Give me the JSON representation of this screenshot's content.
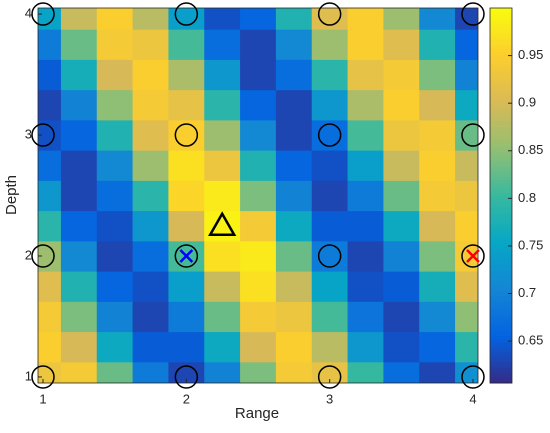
{
  "chart_data": {
    "type": "heatmap",
    "x_label": "Range",
    "y_label": "Depth",
    "x": [
      1,
      1.25,
      1.5,
      1.75,
      2,
      2.25,
      2.5,
      2.75,
      3,
      3.25,
      3.5,
      3.75,
      4
    ],
    "y": [
      1,
      1.25,
      1.5,
      1.75,
      2,
      2.25,
      2.5,
      2.75,
      3,
      3.25,
      3.5,
      3.75,
      4
    ],
    "z": [
      [
        0.93,
        0.94,
        0.83,
        0.69,
        0.63,
        0.7,
        0.84,
        0.94,
        0.92,
        0.8,
        0.67,
        0.63,
        0.72
      ],
      [
        0.95,
        0.9,
        0.76,
        0.65,
        0.65,
        0.76,
        0.9,
        0.95,
        0.88,
        0.73,
        0.64,
        0.66,
        0.79
      ],
      [
        0.94,
        0.84,
        0.7,
        0.63,
        0.69,
        0.83,
        0.94,
        0.93,
        0.81,
        0.68,
        0.63,
        0.71,
        0.85
      ],
      [
        0.91,
        0.78,
        0.66,
        0.64,
        0.74,
        0.89,
        0.97,
        0.89,
        0.75,
        0.64,
        0.65,
        0.77,
        0.91
      ],
      [
        0.86,
        0.71,
        0.63,
        0.67,
        0.81,
        0.97,
        0.98,
        0.83,
        0.69,
        0.63,
        0.7,
        0.84,
        0.94
      ],
      [
        0.79,
        0.66,
        0.64,
        0.73,
        0.9,
        0.99,
        0.94,
        0.76,
        0.65,
        0.65,
        0.76,
        0.9,
        0.95
      ],
      [
        0.73,
        0.63,
        0.67,
        0.79,
        0.96,
        0.98,
        0.84,
        0.7,
        0.63,
        0.69,
        0.83,
        0.94,
        0.93
      ],
      [
        0.67,
        0.63,
        0.71,
        0.86,
        0.97,
        0.93,
        0.78,
        0.66,
        0.64,
        0.74,
        0.89,
        0.95,
        0.89
      ],
      [
        0.64,
        0.66,
        0.78,
        0.91,
        0.95,
        0.86,
        0.71,
        0.63,
        0.67,
        0.81,
        0.93,
        0.94,
        0.83
      ],
      [
        0.63,
        0.7,
        0.85,
        0.94,
        0.92,
        0.79,
        0.66,
        0.63,
        0.73,
        0.87,
        0.95,
        0.9,
        0.76
      ],
      [
        0.65,
        0.77,
        0.9,
        0.95,
        0.87,
        0.73,
        0.63,
        0.67,
        0.79,
        0.92,
        0.94,
        0.84,
        0.7
      ],
      [
        0.69,
        0.83,
        0.94,
        0.93,
        0.81,
        0.67,
        0.63,
        0.71,
        0.86,
        0.95,
        0.91,
        0.78,
        0.66
      ],
      [
        0.75,
        0.89,
        0.95,
        0.88,
        0.74,
        0.64,
        0.66,
        0.78,
        0.91,
        0.95,
        0.86,
        0.71,
        0.63
      ]
    ],
    "colormap": "parula",
    "clim": [
      0.606,
      1.0
    ],
    "cticks": [
      0.65,
      0.7,
      0.75,
      0.8,
      0.85,
      0.9,
      0.95
    ],
    "xlim": [
      0.965,
      4.035
    ],
    "ylim": [
      0.95,
      4.05
    ],
    "xticks": [
      1,
      2,
      3,
      4
    ],
    "yticks": [
      1,
      2,
      3,
      4
    ],
    "markers": [
      {
        "marker": "circle",
        "color": "#000000",
        "x": [
          1,
          2,
          3,
          4,
          1,
          2,
          3,
          4,
          1,
          2,
          3,
          4,
          1,
          2,
          3,
          4
        ],
        "y": [
          1,
          1,
          1,
          1,
          2,
          2,
          2,
          2,
          3,
          3,
          3,
          3,
          4,
          4,
          4,
          4
        ]
      },
      {
        "marker": "x",
        "color": "#0000ff",
        "x": [
          2
        ],
        "y": [
          2
        ]
      },
      {
        "marker": "x",
        "color": "#ff0000",
        "x": [
          4
        ],
        "y": [
          2
        ]
      },
      {
        "marker": "triangle",
        "color": "#000000",
        "x": [
          2.25
        ],
        "y": [
          2.25
        ]
      }
    ]
  }
}
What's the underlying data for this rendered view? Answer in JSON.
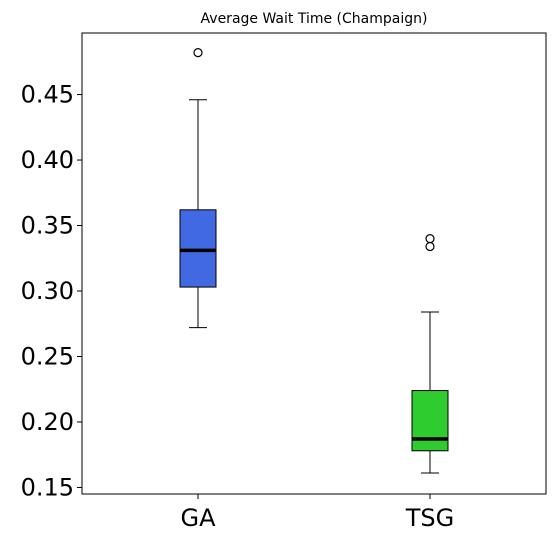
{
  "chart_data": {
    "type": "box",
    "title": "Average Wait Time (Champaign)",
    "xlabel": "",
    "ylabel": "",
    "ylim": [
      0.145,
      0.497
    ],
    "yticks": [
      0.15,
      0.2,
      0.25,
      0.3,
      0.35,
      0.4,
      0.45
    ],
    "ytick_labels": [
      "0.15",
      "0.20",
      "0.25",
      "0.30",
      "0.35",
      "0.40",
      "0.45"
    ],
    "categories": [
      "GA",
      "TSG"
    ],
    "grid": false,
    "legend": "none",
    "series": [
      {
        "category": "GA",
        "color": "#4169E1",
        "whisker_low": 0.272,
        "q1": 0.303,
        "median": 0.331,
        "q3": 0.362,
        "whisker_high": 0.446,
        "outliers": [
          0.482
        ]
      },
      {
        "category": "TSG",
        "color": "#2ECC2E",
        "whisker_low": 0.161,
        "q1": 0.178,
        "median": 0.187,
        "q3": 0.224,
        "whisker_high": 0.284,
        "outliers": [
          0.334,
          0.34
        ]
      }
    ]
  }
}
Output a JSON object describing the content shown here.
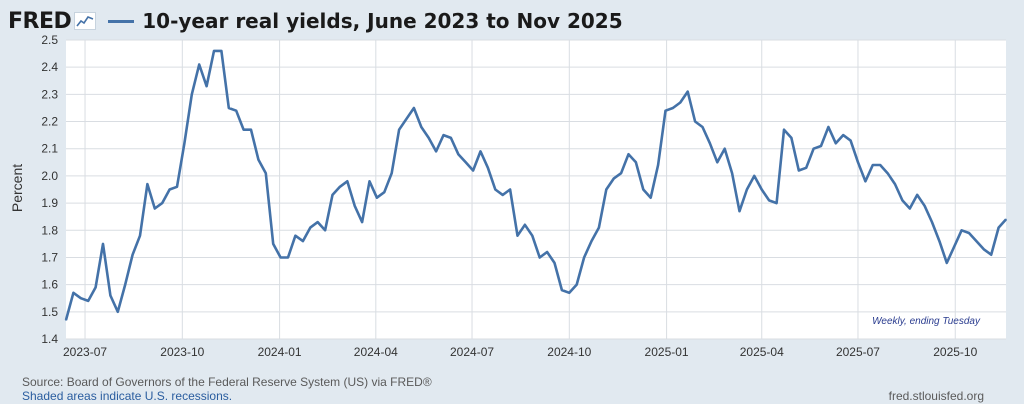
{
  "header": {
    "logo": "FRED",
    "logo_icon": "line-chart-icon",
    "title": "10-year real yields, June 2023 to Nov 2025"
  },
  "chart_data": {
    "type": "line",
    "title": "10-year real yields, June 2023 to Nov 2025",
    "xlabel": "",
    "ylabel": "Percent",
    "annotation": "Weekly, ending Tuesday",
    "ylim": [
      1.4,
      2.5
    ],
    "y_ticks": [
      "1.4",
      "1.5",
      "1.6",
      "1.7",
      "1.8",
      "1.9",
      "2.0",
      "2.1",
      "2.2",
      "2.3",
      "2.4",
      "2.5"
    ],
    "x_ticks": [
      {
        "label": "2023-07",
        "date": "2023-07-01"
      },
      {
        "label": "2023-10",
        "date": "2023-10-01"
      },
      {
        "label": "2024-01",
        "date": "2024-01-01"
      },
      {
        "label": "2024-04",
        "date": "2024-04-01"
      },
      {
        "label": "2024-07",
        "date": "2024-07-01"
      },
      {
        "label": "2024-10",
        "date": "2024-10-01"
      },
      {
        "label": "2025-01",
        "date": "2025-01-01"
      },
      {
        "label": "2025-04",
        "date": "2025-04-01"
      },
      {
        "label": "2025-07",
        "date": "2025-07-01"
      },
      {
        "label": "2025-10",
        "date": "2025-10-01"
      }
    ],
    "x_range": [
      "2023-06-13",
      "2025-11-18"
    ],
    "grid": true,
    "color": "#4472a8",
    "series": [
      {
        "x": [
          "2023-06-13",
          "2023-06-20",
          "2023-06-27",
          "2023-07-04",
          "2023-07-11",
          "2023-07-18",
          "2023-07-25",
          "2023-08-01",
          "2023-08-08",
          "2023-08-15",
          "2023-08-22",
          "2023-08-29",
          "2023-09-05",
          "2023-09-12",
          "2023-09-19",
          "2023-09-26",
          "2023-10-03",
          "2023-10-10",
          "2023-10-17",
          "2023-10-24",
          "2023-10-31",
          "2023-11-07",
          "2023-11-14",
          "2023-11-21",
          "2023-11-28",
          "2023-12-05",
          "2023-12-12",
          "2023-12-19",
          "2023-12-26",
          "2024-01-02",
          "2024-01-09",
          "2024-01-16",
          "2024-01-23",
          "2024-01-30",
          "2024-02-06",
          "2024-02-13",
          "2024-02-20",
          "2024-02-27",
          "2024-03-05",
          "2024-03-12",
          "2024-03-19",
          "2024-03-26",
          "2024-04-02",
          "2024-04-09",
          "2024-04-16",
          "2024-04-23",
          "2024-04-30",
          "2024-05-07",
          "2024-05-14",
          "2024-05-21",
          "2024-05-28",
          "2024-06-04",
          "2024-06-11",
          "2024-06-18",
          "2024-06-25",
          "2024-07-02",
          "2024-07-09",
          "2024-07-16",
          "2024-07-23",
          "2024-07-30",
          "2024-08-06",
          "2024-08-13",
          "2024-08-20",
          "2024-08-27",
          "2024-09-03",
          "2024-09-10",
          "2024-09-17",
          "2024-09-24",
          "2024-10-01",
          "2024-10-08",
          "2024-10-15",
          "2024-10-22",
          "2024-10-29",
          "2024-11-05",
          "2024-11-12",
          "2024-11-19",
          "2024-11-26",
          "2024-12-03",
          "2024-12-10",
          "2024-12-17",
          "2024-12-24",
          "2024-12-31",
          "2025-01-07",
          "2025-01-14",
          "2025-01-21",
          "2025-01-28",
          "2025-02-04",
          "2025-02-11",
          "2025-02-18",
          "2025-02-25",
          "2025-03-04",
          "2025-03-11",
          "2025-03-18",
          "2025-03-25",
          "2025-04-01",
          "2025-04-08",
          "2025-04-15",
          "2025-04-22",
          "2025-04-29",
          "2025-05-06",
          "2025-05-13",
          "2025-05-20",
          "2025-05-27",
          "2025-06-03",
          "2025-06-10",
          "2025-06-17",
          "2025-06-24",
          "2025-07-01",
          "2025-07-08",
          "2025-07-15",
          "2025-07-22",
          "2025-07-29",
          "2025-08-05",
          "2025-08-12",
          "2025-08-19",
          "2025-08-26",
          "2025-09-02",
          "2025-09-09",
          "2025-09-16",
          "2025-09-23",
          "2025-09-30",
          "2025-10-07",
          "2025-10-14",
          "2025-10-21",
          "2025-10-28",
          "2025-11-04",
          "2025-11-11",
          "2025-11-18"
        ],
        "values": [
          1.47,
          1.57,
          1.55,
          1.54,
          1.59,
          1.75,
          1.56,
          1.5,
          1.6,
          1.71,
          1.78,
          1.97,
          1.88,
          1.9,
          1.95,
          1.96,
          2.12,
          2.3,
          2.41,
          2.33,
          2.46,
          2.46,
          2.25,
          2.24,
          2.17,
          2.17,
          2.06,
          2.01,
          1.75,
          1.7,
          1.7,
          1.78,
          1.76,
          1.81,
          1.83,
          1.8,
          1.93,
          1.96,
          1.98,
          1.89,
          1.83,
          1.98,
          1.92,
          1.94,
          2.01,
          2.17,
          2.21,
          2.25,
          2.18,
          2.14,
          2.09,
          2.15,
          2.14,
          2.08,
          2.05,
          2.02,
          2.09,
          2.03,
          1.95,
          1.93,
          1.95,
          1.78,
          1.82,
          1.78,
          1.7,
          1.72,
          1.68,
          1.58,
          1.57,
          1.6,
          1.7,
          1.76,
          1.81,
          1.95,
          1.99,
          2.01,
          2.08,
          2.05,
          1.95,
          1.92,
          2.04,
          2.24,
          2.25,
          2.27,
          2.31,
          2.2,
          2.18,
          2.12,
          2.05,
          2.1,
          2.01,
          1.87,
          1.95,
          2.0,
          1.95,
          1.91,
          1.9,
          2.17,
          2.14,
          2.02,
          2.03,
          2.1,
          2.11,
          2.18,
          2.12,
          2.15,
          2.13,
          2.05,
          1.98,
          2.04,
          2.04,
          2.01,
          1.97,
          1.91,
          1.88,
          1.93,
          1.89,
          1.83,
          1.76,
          1.68,
          1.74,
          1.8,
          1.79,
          1.76,
          1.73,
          1.71,
          1.81,
          1.84
        ]
      }
    ]
  },
  "footer": {
    "source": "Source: Board of Governors of the Federal Reserve System (US) via FRED®",
    "recession_note": "Shaded areas indicate U.S. recessions.",
    "site": "fred.stlouisfed.org"
  }
}
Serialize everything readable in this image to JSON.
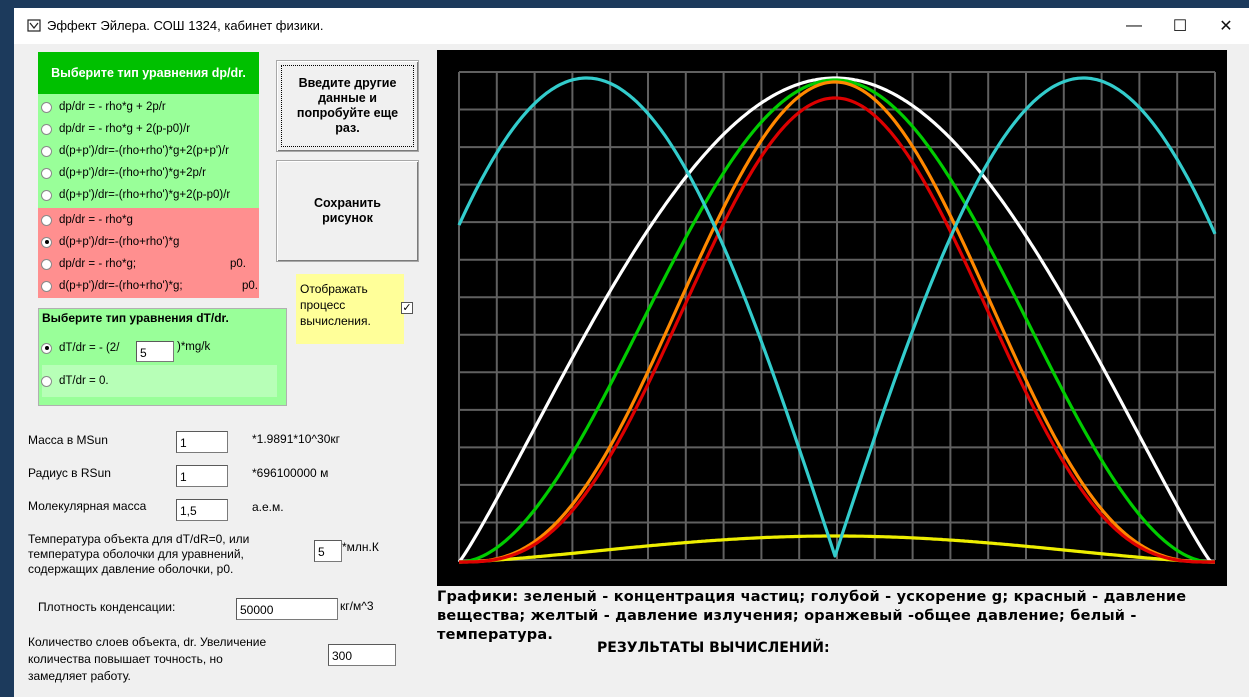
{
  "window": {
    "title": "Эффект Эйлера. СОШ 1324, кабинет физики.",
    "minimize": "—",
    "maximize": "☐",
    "close": "✕"
  },
  "dp_panel": {
    "header": "Выберите тип уравнения dp/dr.",
    "options": [
      {
        "label": "dp/dr = - rho*g + 2p/r",
        "selected": false
      },
      {
        "label": "dp/dr = - rho*g + 2(p-p0)/r",
        "selected": false
      },
      {
        "label": "d(p+p')/dr=-(rho+rho')*g+2(p+p')/r",
        "selected": false
      },
      {
        "label": "d(p+p')/dr=-(rho+rho')*g+2p/r",
        "selected": false
      },
      {
        "label": "d(p+p')/dr=-(rho+rho')*g+2(p-p0)/r",
        "selected": false
      },
      {
        "label": "dp/dr = - rho*g",
        "selected": false
      },
      {
        "label": "d(p+p')/dr=-(rho+rho')*g",
        "selected": true
      },
      {
        "label": "dp/dr = - rho*g;",
        "suffix": "p0.",
        "selected": false
      },
      {
        "label": "d(p+p')/dr=-(rho+rho')*g;",
        "suffix": "p0.",
        "selected": false
      }
    ]
  },
  "dt_panel": {
    "header": "Выберите тип уравнения dT/dr.",
    "option1_prefix": "dT/dr = - (2/",
    "option1_value": "5",
    "option1_suffix": ")*mg/k",
    "option2": "dT/dr = 0."
  },
  "buttons": {
    "enter": "Введите другие данные и попробуйте еще раз.",
    "save": "Сохранить рисунок"
  },
  "show_process": {
    "label": "Отображать процесс вычисления.",
    "checked": "✓"
  },
  "fields": {
    "mass": {
      "label": "Масса в MSun",
      "value": "1",
      "unit": "*1.9891*10^30кг"
    },
    "radius": {
      "label": "Радиус в RSun",
      "value": "1",
      "unit": "*696100000 м"
    },
    "molar": {
      "label": "Молекулярная масса",
      "value": "1,5",
      "unit": "а.е.м."
    },
    "temp": {
      "label_line1": "Температура объекта для dT/dR=0, или",
      "label_line2": "температура оболочки для уравнений,",
      "label_line3": "содержащих давление оболочки, p0.",
      "value": "5",
      "unit": "*млн.К"
    },
    "density": {
      "label": "Плотность конденсации:",
      "value": "50000",
      "unit": "кг/м^3"
    },
    "layers": {
      "label_line1": "Количество слоев объекта, dr. Увеличение",
      "label_line2": "количества повышает точность, но",
      "label_line3": "замедляет работу.",
      "value": "300"
    }
  },
  "legend": {
    "line1": "Графики: зеленый - концентрация частиц; голубой - ускорение g; красный - давление",
    "line2": "вещества; желтый - давление излучения; оранжевый -общее давление; белый -",
    "line3": "температура.",
    "results": "РЕЗУЛЬТАТЫ ВЫЧИСЛЕНИЙ:"
  },
  "colors": {
    "green": "#00cc00",
    "cyan": "#33cccc",
    "red": "#dd0000",
    "yellow": "#eeee00",
    "orange": "#ff8800",
    "white": "#ffffff",
    "grid": "#606060"
  }
}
^^^^^^^^^^^^^^^^
> [TASK STATEMENT] From the entries above, copy every line containing the word "June".

> [RESULT FOR THIS TASK]
    "title": "10-year real yields, June 2023 to Nov 2025"
    "title": "10-year real yields, June 2023 to Nov 2025",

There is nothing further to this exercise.